• TASK DETAILS: Give an exact copy of every line, leaving images out.

• STORED RECORDS:
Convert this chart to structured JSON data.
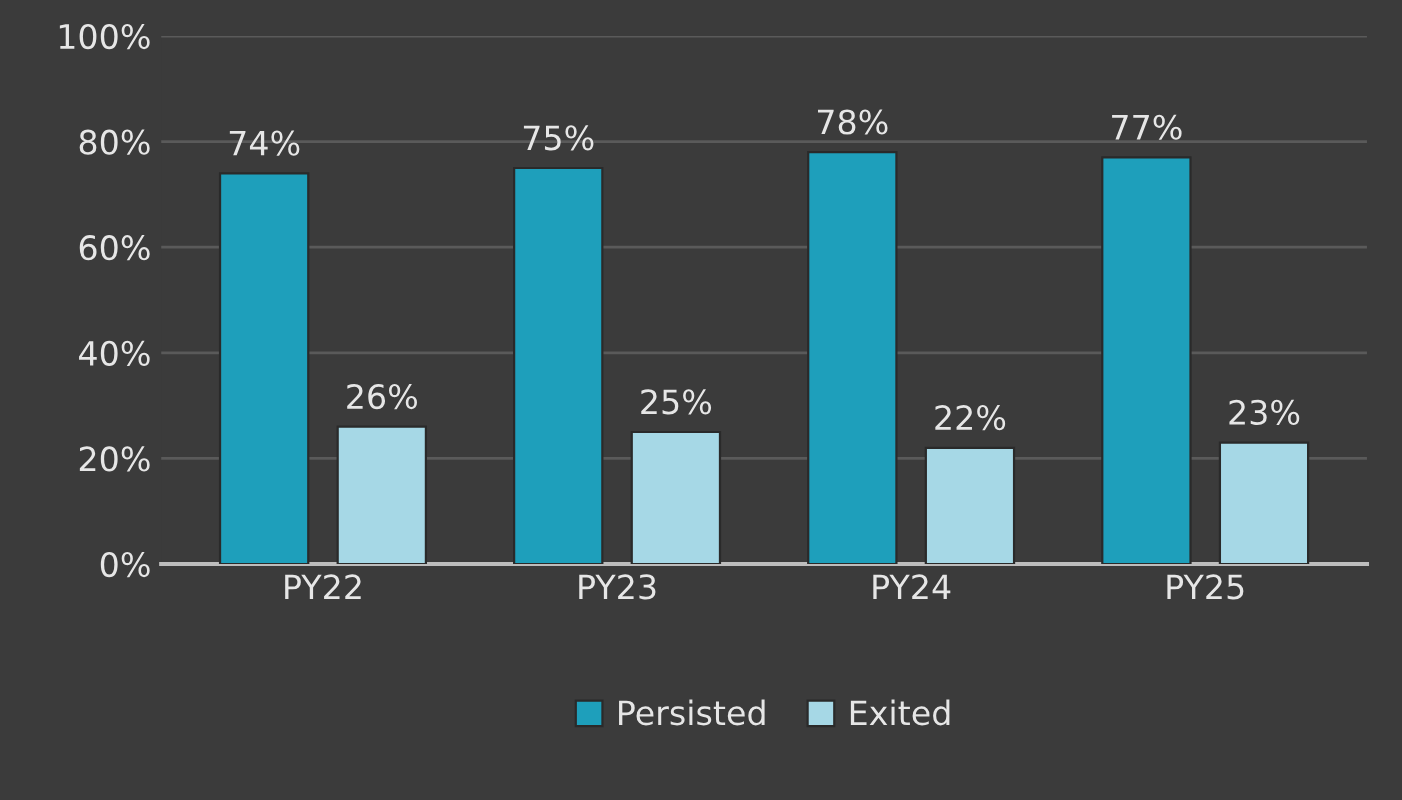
{
  "chart_data": {
    "type": "bar",
    "categories": [
      "PY22",
      "PY23",
      "PY24",
      "PY25"
    ],
    "series": [
      {
        "name": "Persisted",
        "color": "#1e9fbb",
        "values": [
          74,
          75,
          78,
          77
        ],
        "value_labels": [
          "74%",
          "75%",
          "78%",
          "77%"
        ]
      },
      {
        "name": "Exited",
        "color": "#a6d8e6",
        "values": [
          26,
          25,
          22,
          23
        ],
        "value_labels": [
          "26%",
          "25%",
          "22%",
          "23%"
        ]
      }
    ],
    "ylim": [
      0,
      100
    ],
    "yticks": [
      {
        "value": 0,
        "label": "0%"
      },
      {
        "value": 20,
        "label": "20%"
      },
      {
        "value": 40,
        "label": "40%"
      },
      {
        "value": 60,
        "label": "60%"
      },
      {
        "value": 80,
        "label": "80%"
      },
      {
        "value": 100,
        "label": "100%"
      }
    ],
    "grid": "y",
    "legend": "bottom"
  }
}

• PROBLEM SOLUTION:
Convert this chart to structured JSON data.
{
  "chart_data": {
    "type": "bar",
    "categories": [
      "PY22",
      "PY23",
      "PY24",
      "PY25"
    ],
    "series": [
      {
        "name": "Persisted",
        "color": "#1e9fbb",
        "values": [
          74,
          75,
          78,
          77
        ],
        "value_labels": [
          "74%",
          "75%",
          "78%",
          "77%"
        ]
      },
      {
        "name": "Exited",
        "color": "#a6d8e6",
        "values": [
          26,
          25,
          22,
          23
        ],
        "value_labels": [
          "26%",
          "25%",
          "22%",
          "23%"
        ]
      }
    ],
    "ylim": [
      0,
      100
    ],
    "yticks": [
      {
        "value": 0,
        "label": "0%"
      },
      {
        "value": 20,
        "label": "20%"
      },
      {
        "value": 40,
        "label": "40%"
      },
      {
        "value": 60,
        "label": "60%"
      },
      {
        "value": 80,
        "label": "80%"
      },
      {
        "value": 100,
        "label": "100%"
      }
    ],
    "grid": "y",
    "legend": "bottom"
  }
}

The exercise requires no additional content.